**Extracted data entries:**
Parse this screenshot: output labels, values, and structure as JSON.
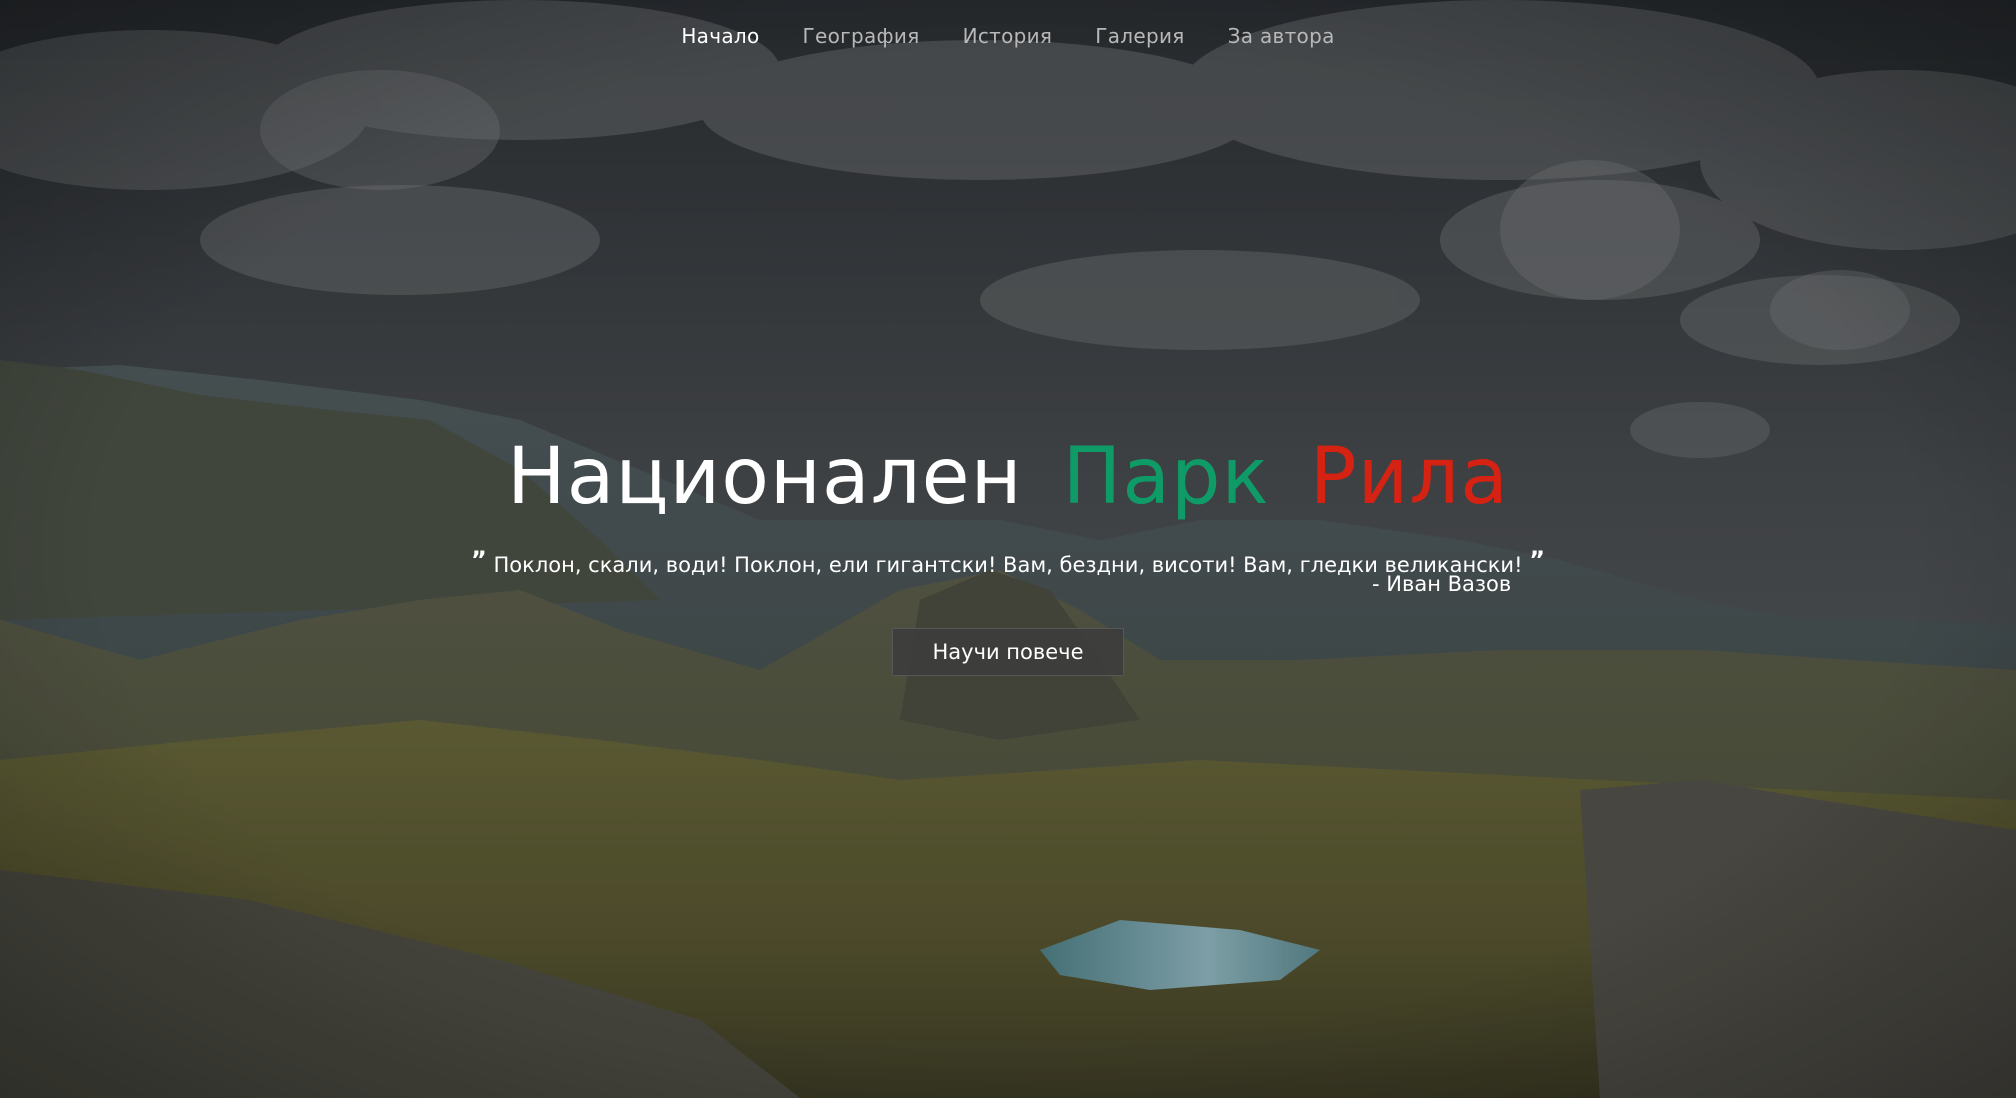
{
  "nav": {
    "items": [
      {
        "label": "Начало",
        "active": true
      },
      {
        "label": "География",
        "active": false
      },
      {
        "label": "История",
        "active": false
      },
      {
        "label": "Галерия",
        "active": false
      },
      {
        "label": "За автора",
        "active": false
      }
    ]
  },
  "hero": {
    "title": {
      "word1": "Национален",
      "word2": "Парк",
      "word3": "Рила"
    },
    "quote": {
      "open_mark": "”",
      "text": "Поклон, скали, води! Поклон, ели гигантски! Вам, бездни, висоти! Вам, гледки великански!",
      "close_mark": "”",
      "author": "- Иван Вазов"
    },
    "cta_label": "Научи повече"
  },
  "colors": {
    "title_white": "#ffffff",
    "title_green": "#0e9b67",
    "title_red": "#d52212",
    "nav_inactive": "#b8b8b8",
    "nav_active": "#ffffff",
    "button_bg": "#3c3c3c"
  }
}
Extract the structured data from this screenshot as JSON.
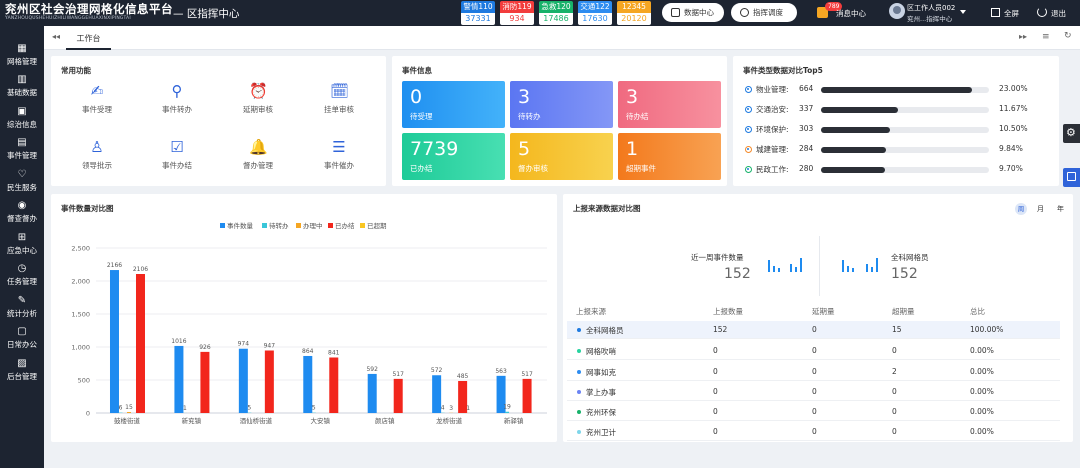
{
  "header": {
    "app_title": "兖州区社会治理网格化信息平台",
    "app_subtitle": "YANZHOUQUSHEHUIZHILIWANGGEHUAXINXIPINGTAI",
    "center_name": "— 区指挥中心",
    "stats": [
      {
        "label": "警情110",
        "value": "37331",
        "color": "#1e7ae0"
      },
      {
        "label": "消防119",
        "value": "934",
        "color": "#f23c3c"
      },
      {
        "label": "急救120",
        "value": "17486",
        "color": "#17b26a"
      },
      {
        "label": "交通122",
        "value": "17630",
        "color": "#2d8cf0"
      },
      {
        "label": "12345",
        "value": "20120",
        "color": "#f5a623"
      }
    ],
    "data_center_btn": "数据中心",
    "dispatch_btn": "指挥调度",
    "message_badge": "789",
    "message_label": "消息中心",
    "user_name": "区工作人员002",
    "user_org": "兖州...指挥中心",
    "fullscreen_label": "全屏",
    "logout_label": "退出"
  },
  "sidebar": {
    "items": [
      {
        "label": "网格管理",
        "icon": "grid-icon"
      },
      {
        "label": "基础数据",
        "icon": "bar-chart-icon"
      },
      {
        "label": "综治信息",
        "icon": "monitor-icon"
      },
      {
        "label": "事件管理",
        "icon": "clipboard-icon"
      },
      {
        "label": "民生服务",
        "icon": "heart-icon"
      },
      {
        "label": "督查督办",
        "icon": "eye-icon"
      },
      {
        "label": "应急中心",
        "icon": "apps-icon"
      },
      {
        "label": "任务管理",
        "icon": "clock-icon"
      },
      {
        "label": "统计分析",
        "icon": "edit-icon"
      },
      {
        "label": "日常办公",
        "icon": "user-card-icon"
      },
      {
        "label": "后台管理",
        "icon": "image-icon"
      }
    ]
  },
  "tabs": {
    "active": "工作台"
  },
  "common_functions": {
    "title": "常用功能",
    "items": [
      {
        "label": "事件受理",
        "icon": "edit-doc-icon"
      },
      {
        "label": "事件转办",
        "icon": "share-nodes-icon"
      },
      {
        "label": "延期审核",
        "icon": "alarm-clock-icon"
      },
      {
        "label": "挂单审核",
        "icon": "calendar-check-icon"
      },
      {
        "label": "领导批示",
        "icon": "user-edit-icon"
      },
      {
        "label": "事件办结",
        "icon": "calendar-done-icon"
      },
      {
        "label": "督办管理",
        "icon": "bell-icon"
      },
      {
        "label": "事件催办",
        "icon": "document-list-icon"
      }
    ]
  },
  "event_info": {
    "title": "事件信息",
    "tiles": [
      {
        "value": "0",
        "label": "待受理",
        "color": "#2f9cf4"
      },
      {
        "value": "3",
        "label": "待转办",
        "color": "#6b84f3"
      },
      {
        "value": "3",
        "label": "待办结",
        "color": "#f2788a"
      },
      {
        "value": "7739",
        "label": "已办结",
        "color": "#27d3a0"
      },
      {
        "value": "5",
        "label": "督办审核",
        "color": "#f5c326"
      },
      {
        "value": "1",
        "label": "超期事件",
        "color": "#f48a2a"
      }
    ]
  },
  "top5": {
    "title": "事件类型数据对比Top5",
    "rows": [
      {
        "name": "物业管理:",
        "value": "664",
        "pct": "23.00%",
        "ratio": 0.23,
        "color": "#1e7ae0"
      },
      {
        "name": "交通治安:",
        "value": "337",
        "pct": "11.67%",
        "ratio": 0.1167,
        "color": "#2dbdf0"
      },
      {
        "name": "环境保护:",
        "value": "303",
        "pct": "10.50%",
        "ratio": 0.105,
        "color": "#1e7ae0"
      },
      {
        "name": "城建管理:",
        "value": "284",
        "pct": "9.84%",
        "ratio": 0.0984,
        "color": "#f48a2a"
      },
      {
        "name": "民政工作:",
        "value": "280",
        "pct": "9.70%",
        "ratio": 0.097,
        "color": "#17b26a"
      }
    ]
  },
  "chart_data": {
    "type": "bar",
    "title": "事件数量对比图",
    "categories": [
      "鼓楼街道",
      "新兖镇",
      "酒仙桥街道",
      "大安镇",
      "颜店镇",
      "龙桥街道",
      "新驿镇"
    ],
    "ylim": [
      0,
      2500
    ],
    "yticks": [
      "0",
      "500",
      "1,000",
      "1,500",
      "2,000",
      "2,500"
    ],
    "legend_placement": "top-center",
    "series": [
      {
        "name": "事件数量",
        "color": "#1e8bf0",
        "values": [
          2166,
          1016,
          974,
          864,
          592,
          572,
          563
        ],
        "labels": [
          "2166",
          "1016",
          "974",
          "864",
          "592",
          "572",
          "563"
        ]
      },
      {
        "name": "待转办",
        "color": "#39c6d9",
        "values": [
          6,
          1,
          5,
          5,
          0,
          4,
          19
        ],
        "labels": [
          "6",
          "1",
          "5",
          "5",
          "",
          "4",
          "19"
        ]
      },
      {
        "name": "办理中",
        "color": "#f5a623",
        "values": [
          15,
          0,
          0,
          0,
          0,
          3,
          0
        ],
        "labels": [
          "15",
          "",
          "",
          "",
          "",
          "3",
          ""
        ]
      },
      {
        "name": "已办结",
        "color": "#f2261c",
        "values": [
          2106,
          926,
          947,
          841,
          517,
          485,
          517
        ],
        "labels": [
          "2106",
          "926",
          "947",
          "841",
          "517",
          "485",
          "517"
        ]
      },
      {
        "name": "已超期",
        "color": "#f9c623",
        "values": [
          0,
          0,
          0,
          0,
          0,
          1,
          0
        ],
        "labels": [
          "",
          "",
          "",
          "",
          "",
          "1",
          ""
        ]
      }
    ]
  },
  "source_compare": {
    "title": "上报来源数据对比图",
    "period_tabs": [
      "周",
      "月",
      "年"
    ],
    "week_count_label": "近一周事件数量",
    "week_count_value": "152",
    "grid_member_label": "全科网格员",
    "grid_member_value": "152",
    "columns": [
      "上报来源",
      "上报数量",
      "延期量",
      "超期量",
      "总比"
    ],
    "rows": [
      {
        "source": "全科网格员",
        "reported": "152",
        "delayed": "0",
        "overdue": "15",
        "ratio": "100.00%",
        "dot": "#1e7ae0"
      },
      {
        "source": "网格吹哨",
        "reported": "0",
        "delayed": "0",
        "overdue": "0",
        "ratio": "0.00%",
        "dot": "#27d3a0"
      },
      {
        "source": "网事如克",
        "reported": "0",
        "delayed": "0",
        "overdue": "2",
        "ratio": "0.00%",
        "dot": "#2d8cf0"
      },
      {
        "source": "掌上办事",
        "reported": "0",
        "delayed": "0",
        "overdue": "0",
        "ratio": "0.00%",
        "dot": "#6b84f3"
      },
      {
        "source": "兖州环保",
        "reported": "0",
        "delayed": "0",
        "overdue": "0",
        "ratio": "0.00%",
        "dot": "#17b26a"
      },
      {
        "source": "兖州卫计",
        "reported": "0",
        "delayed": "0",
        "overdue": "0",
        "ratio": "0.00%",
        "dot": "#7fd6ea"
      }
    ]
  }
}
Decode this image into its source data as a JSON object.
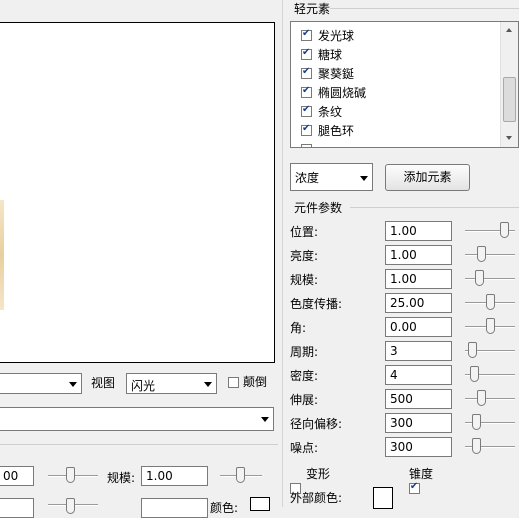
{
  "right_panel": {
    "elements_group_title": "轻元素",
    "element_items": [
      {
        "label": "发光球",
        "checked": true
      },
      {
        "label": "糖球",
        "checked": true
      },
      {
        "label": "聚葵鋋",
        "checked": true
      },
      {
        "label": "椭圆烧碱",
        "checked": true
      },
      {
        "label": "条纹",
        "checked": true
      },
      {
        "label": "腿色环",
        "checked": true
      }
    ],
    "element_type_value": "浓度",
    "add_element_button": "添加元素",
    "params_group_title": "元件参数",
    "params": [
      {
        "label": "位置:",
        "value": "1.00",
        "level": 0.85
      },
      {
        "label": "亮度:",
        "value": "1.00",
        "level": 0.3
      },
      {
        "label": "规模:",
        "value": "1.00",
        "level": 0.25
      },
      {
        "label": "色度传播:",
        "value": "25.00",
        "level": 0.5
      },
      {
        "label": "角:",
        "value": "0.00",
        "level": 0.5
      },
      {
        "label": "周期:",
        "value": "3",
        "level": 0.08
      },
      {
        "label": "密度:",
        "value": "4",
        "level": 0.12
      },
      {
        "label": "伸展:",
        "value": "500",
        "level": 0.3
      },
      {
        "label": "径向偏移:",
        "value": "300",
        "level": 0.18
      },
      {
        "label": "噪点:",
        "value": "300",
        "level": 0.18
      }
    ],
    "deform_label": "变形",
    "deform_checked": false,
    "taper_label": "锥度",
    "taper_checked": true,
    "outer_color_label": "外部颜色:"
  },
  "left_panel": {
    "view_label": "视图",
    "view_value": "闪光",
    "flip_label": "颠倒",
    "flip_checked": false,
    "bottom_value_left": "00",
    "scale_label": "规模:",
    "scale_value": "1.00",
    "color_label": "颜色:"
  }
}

**Your task:**
Filter the listing above for the string "this" and copy every matching line.

**Answer for the task:**
Parse this screenshot: output labels, values, and structure as JSON.
Extract the structured data from this screenshot as JSON.
Decode this image into its source data as a JSON object.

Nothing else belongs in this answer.